### Recorded data

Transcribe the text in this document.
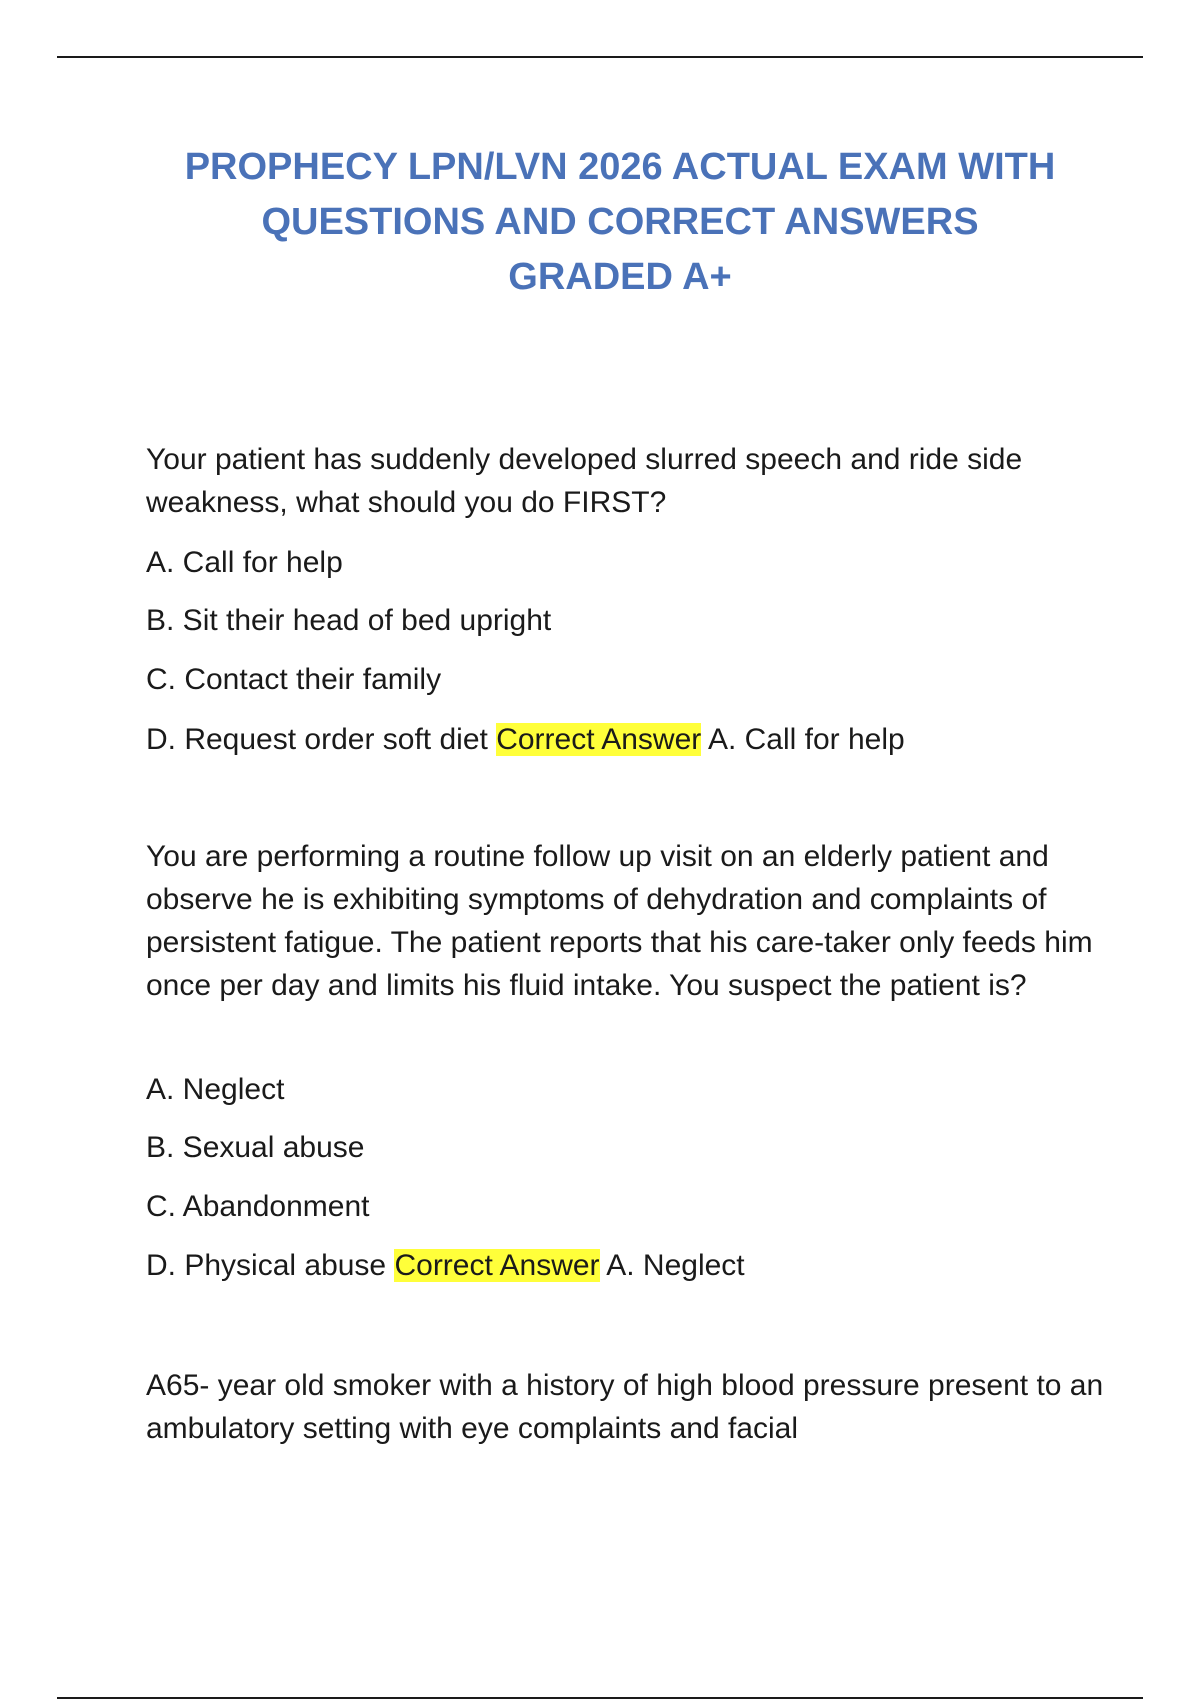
PROPHECY LPN/LVN 2026 ACTUAL EXAM WITH
QUESTIONS AND CORRECT ANSWERS
GRADED A+

Your patient has suddenly developed slurred speech and ride side weakness, what should you do FIRST?

A. Call for help

B. Sit their head of bed upright

C. Contact their family

D. Request order soft diet Correct Answer A. Call for help

You are performing a routine follow up visit on an elderly patient and observe he is exhibiting symptoms of dehydration and complaints of persistent fatigue. The patient reports that his care-taker only feeds him once per day and limits his fluid intake. You suspect the patient is?

A. Neglect

B. Sexual abuse

C. Abandonment

D. Physical abuse Correct Answer A. Neglect

A65- year old smoker with a history of high blood pressure present to an ambulatory setting with eye complaints and facial
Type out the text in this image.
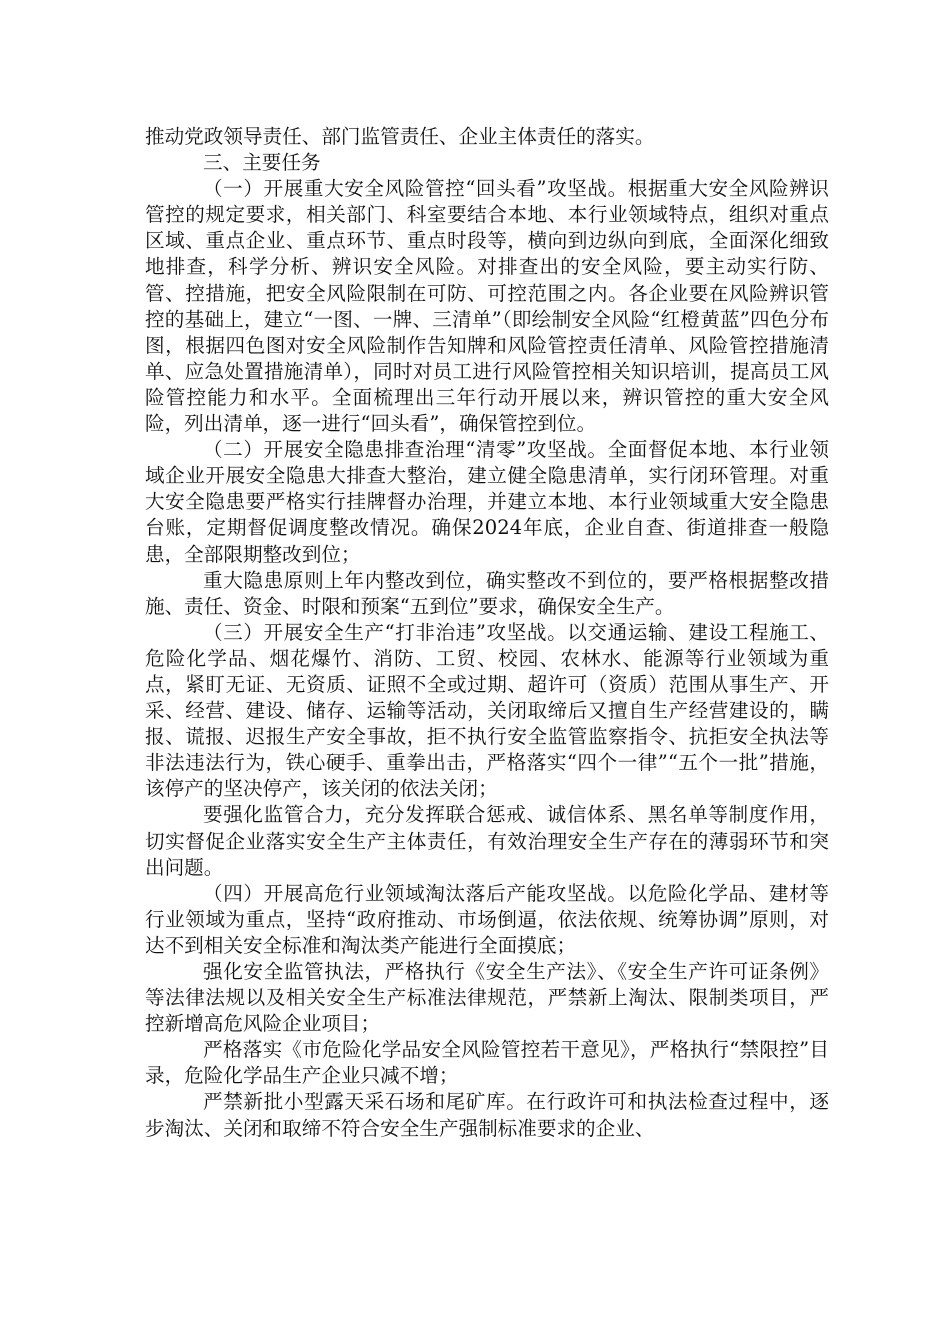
推动党政领导责任、部门监管责任、企业主体责任的落实。

三、主要任务

（一）开展重大安全风险管控“回头看”攻坚战。根据重大安全风险辨识管控的规定要求，相关部门、科室要结合本地、本行业领域特点，组织对重点区域、重点企业、重点环节、重点时段等，横向到边纵向到底，全面深化细致地排查，科学分析、辨识安全风险。对排查出的安全风险，要主动实行防、管、控措施，把安全风险限制在可防、可控范围之内。各企业要在风险辨识管控的基础上，建立“一图、一牌、三清单”（即绘制安全风险“红橙黄蓝”四色分布图，根据四色图对安全风险制作告知牌和风险管控责任清单、风险管控措施清单、应急处置措施清单），同时对员工进行风险管控相关知识培训，提高员工风险管控能力和水平。全面梳理出三年行动开展以来，辨识管控的重大安全风险，列出清单，逐一进行“回头看”，确保管控到位。

（二）开展安全隐患排查治理“清零”攻坚战。全面督促本地、本行业领域企业开展安全隐患大排查大整治，建立健全隐患清单，实行闭环管理。对重大安全隐患要严格实行挂牌督办治理，并建立本地、本行业领域重大安全隐患台账，定期督促调度整改情况。确保2024年底，企业自查、街道排查一般隐患，全部限期整改到位；

重大隐患原则上年内整改到位，确实整改不到位的，要严格根据整改措施、责任、资金、时限和预案“五到位”要求，确保安全生产。

（三）开展安全生产“打非治违”攻坚战。以交通运输、建设工程施工、危险化学品、烟花爆竹、消防、工贸、校园、农林水、能源等行业领域为重点，紧盯无证、无资质、证照不全或过期、超许可（资质）范围从事生产、开采、经营、建设、储存、运输等活动，关闭取缔后又擅自生产经营建设的，瞒报、谎报、迟报生产安全事故，拒不执行安全监管监察指令、抗拒安全执法等非法违法行为，铁心硬手、重拳出击，严格落实“四个一律”“五个一批”措施，该停产的坚决停产，该关闭的依法关闭；

要强化监管合力，充分发挥联合惩戒、诚信体系、黑名单等制度作用，切实督促企业落实安全生产主体责任，有效治理安全生产存在的薄弱环节和突出问题。

（四）开展高危行业领域淘汰落后产能攻坚战。以危险化学品、建材等行业领域为重点，坚持“政府推动、市场倒逼，依法依规、统筹协调”原则，对达不到相关安全标准和淘汰类产能进行全面摸底；

强化安全监管执法，严格执行《安全生产法》、《安全生产许可证条例》等法律法规以及相关安全生产标准法律规范，严禁新上淘汰、限制类项目，严控新增高危风险企业项目；

严格落实《市危险化学品安全风险管控若干意见》，严格执行“禁限控”目录，危险化学品生产企业只减不增；

严禁新批小型露天采石场和尾矿库。在行政许可和执法检查过程中，逐步淘汰、关闭和取缔不符合安全生产强制标准要求的企业、
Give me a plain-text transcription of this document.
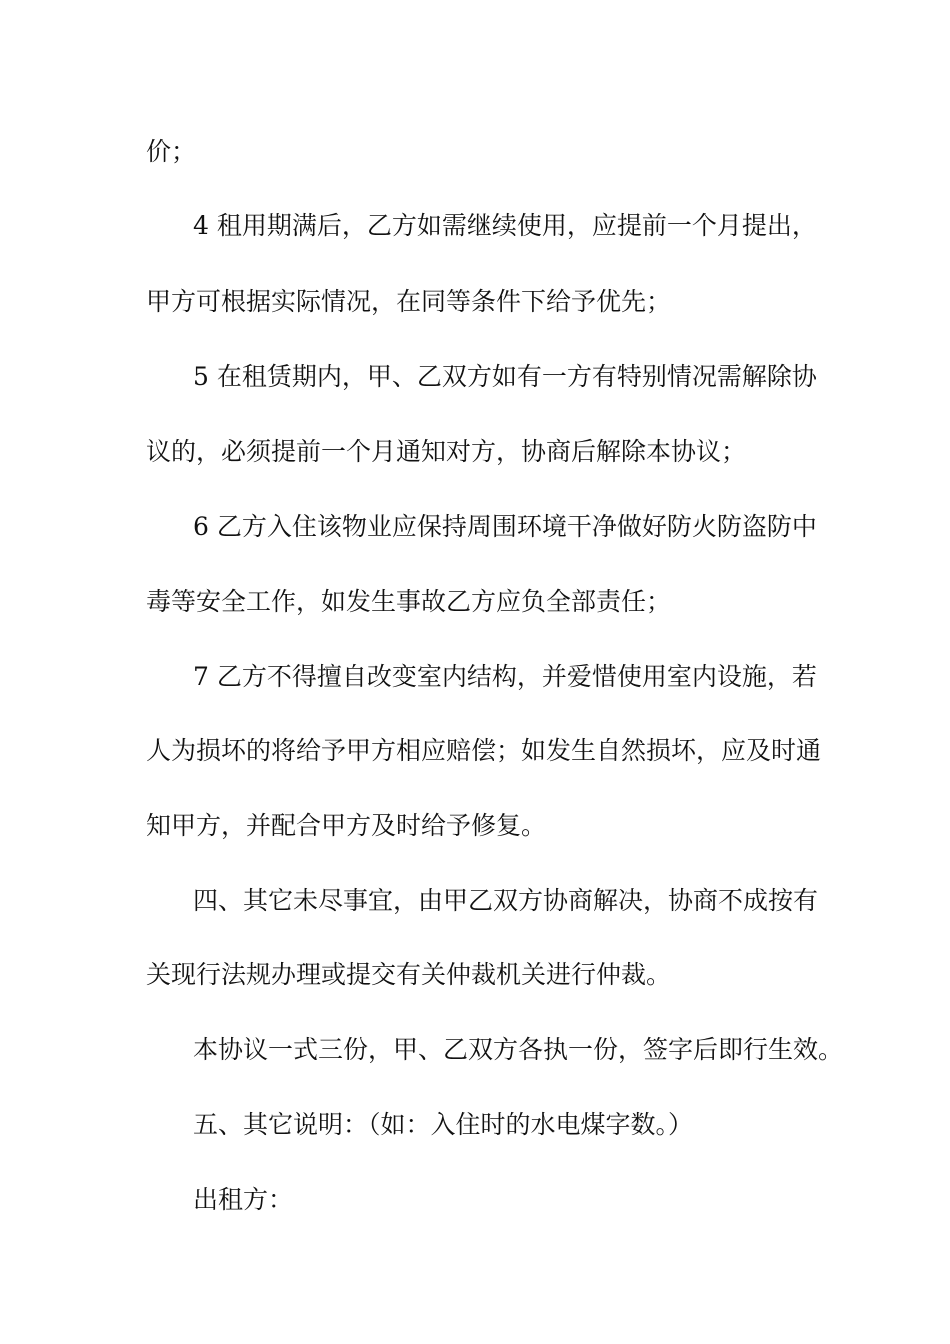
价；
4 租用期满后，乙方如需继续使用，应提前一个月提出，
甲方可根据实际情况，在同等条件下给予优先；
5 在租赁期内，甲、乙双方如有一方有特别情况需解除协
议的，必须提前一个月通知对方，协商后解除本协议；
6 乙方入住该物业应保持周围环境干净做好防火防盗防中
毒等安全工作，如发生事故乙方应负全部责任；
7 乙方不得擅自改变室内结构，并爱惜使用室内设施，若
人为损坏的将给予甲方相应赔偿；如发生自然损坏，应及时通
知甲方，并配合甲方及时给予修复。
四、其它未尽事宜，由甲乙双方协商解决，协商不成按有
关现行法规办理或提交有关仲裁机关进行仲裁。
本协议一式三份，甲、乙双方各执一份，签字后即行生效。
五、其它说明：（如：入住时的水电煤字数。）
出租方：
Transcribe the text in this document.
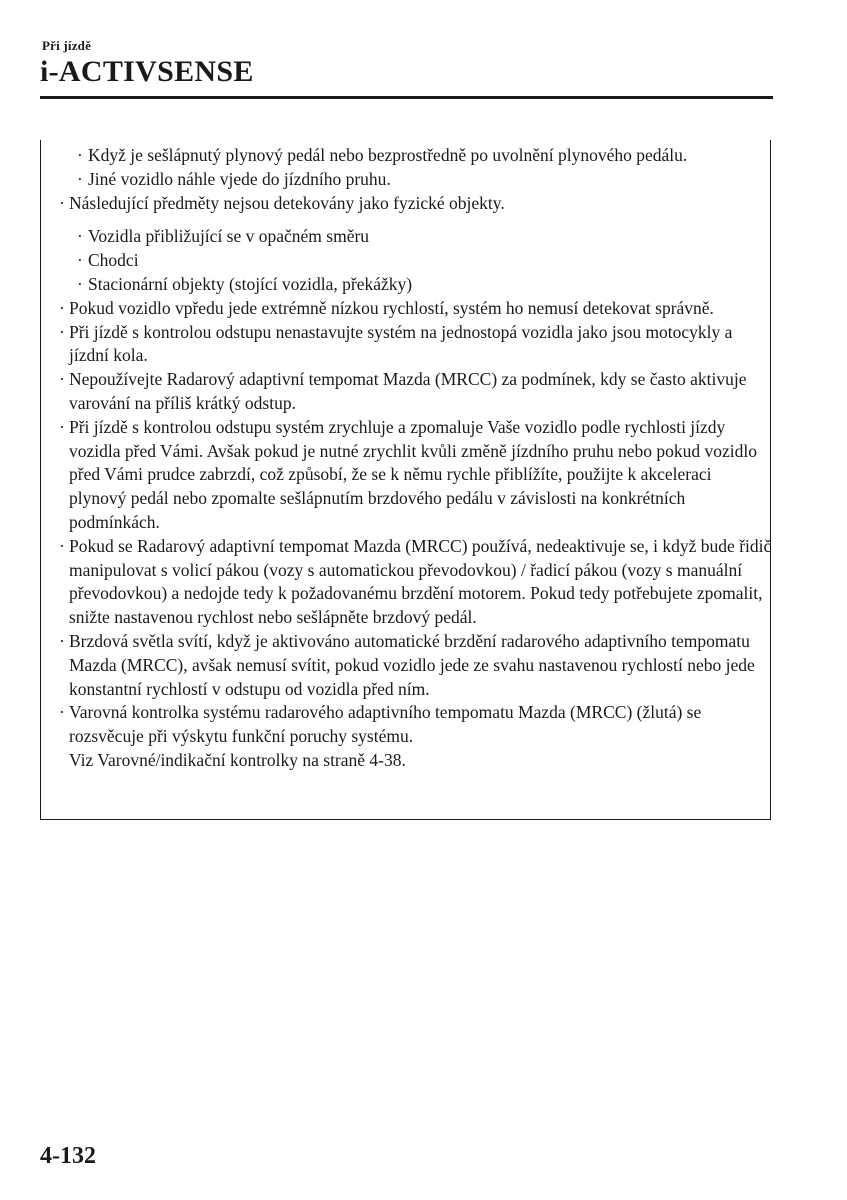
Při jízdě
i-ACTIVSENSE
· Když je sešlápnutý plynový pedál nebo bezprostředně po uvolnění plynového pedálu.
· Jiné vozidlo náhle vjede do jízdního pruhu.
· Následující předměty nejsou detekovány jako fyzické objekty.
· Vozidla přibližující se v opačném směru
· Chodci
· Stacionární objekty (stojící vozidla, překážky)
· Pokud vozidlo vpředu jede extrémně nízkou rychlostí, systém ho nemusí detekovat správně.
· Při jízdě s kontrolou odstupu nenastavujte systém na jednostopá vozidla jako jsou motocykly a jízdní kola.
· Nepoužívejte Radarový adaptivní tempomat Mazda (MRCC) za podmínek, kdy se často aktivuje varování na příliš krátký odstup.
· Při jízdě s kontrolou odstupu systém zrychluje a zpomaluje Vaše vozidlo podle rychlosti jízdy vozidla před Vámi. Avšak pokud je nutné zrychlit kvůli změně jízdního pruhu nebo pokud vozidlo před Vámi prudce zabrzdí, což způsobí, že se k němu rychle přiblížíte, použijte k akceleraci plynový pedál nebo zpomalte sešlápnutím brzdového pedálu v závislosti na konkrétních podmínkách.
· Pokud se Radarový adaptivní tempomat Mazda (MRCC) používá, nedeaktivuje se, i když bude řidič manipulovat s volicí pákou (vozy s automatickou převodovkou) / řadicí pákou (vozy s manuální převodovkou) a nedojde tedy k požadovanému brzdění motorem. Pokud tedy potřebujete zpomalit, snižte nastavenou rychlost nebo sešlápněte brzdový pedál.
· Brzdová světla svítí, když je aktivováno automatické brzdění radarového adaptivního tempomatu Mazda (MRCC), avšak nemusí svítit, pokud vozidlo jede ze svahu nastavenou rychlostí nebo jede konstantní rychlostí v odstupu od vozidla před ním.
· Varovná kontrolka systému radarového adaptivního tempomatu Mazda (MRCC) (žlutá) se rozsvěcuje při výskytu funkční poruchy systému.
Viz Varovné/indikační kontrolky na straně 4-38.
4-132
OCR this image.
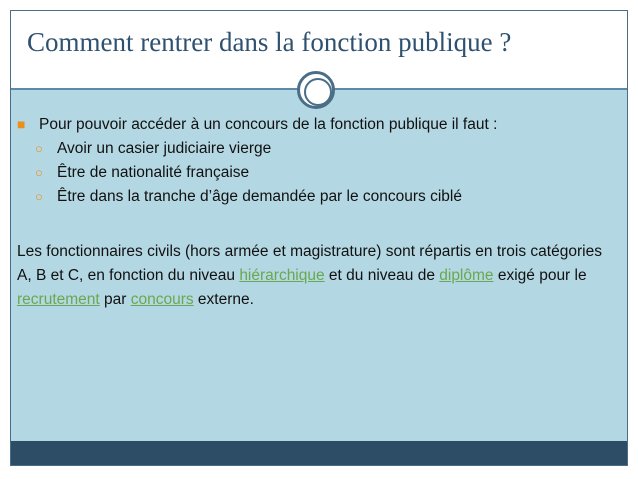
Comment rentrer dans la fonction publique ?
■ Pour pouvoir accéder à un concours de la fonction publique il faut :
○ Avoir un casier judiciaire vierge
○ Être de nationalité française
○ Être dans la tranche d’âge demandée par le concours ciblé

Les fonctionnaires civils (hors armée et magistrature) sont répartis en trois catégories A, B et C, en fonction du niveau hiérarchique et du niveau de diplôme exigé pour le recrutement par concours externe.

### Your instructions
Write out word for word every line from the line with "OCR this image." through the final line of the records, both included, skipping the pictures.

### Answer
OCR this image.
Comment rentrer dans la fonction publique ?
■ Pour pouvoir accéder à un concours de la fonction publique il faut :
○ Avoir un casier judiciaire vierge
○ Être de nationalité française
○ Être dans la tranche d’âge demandée par le concours ciblé

Les fonctionnaires civils (hors armée et magistrature) sont répartis en trois catégories A, B et C, en fonction du niveau hiérarchique et du niveau de diplôme exigé pour le recrutement par concours externe.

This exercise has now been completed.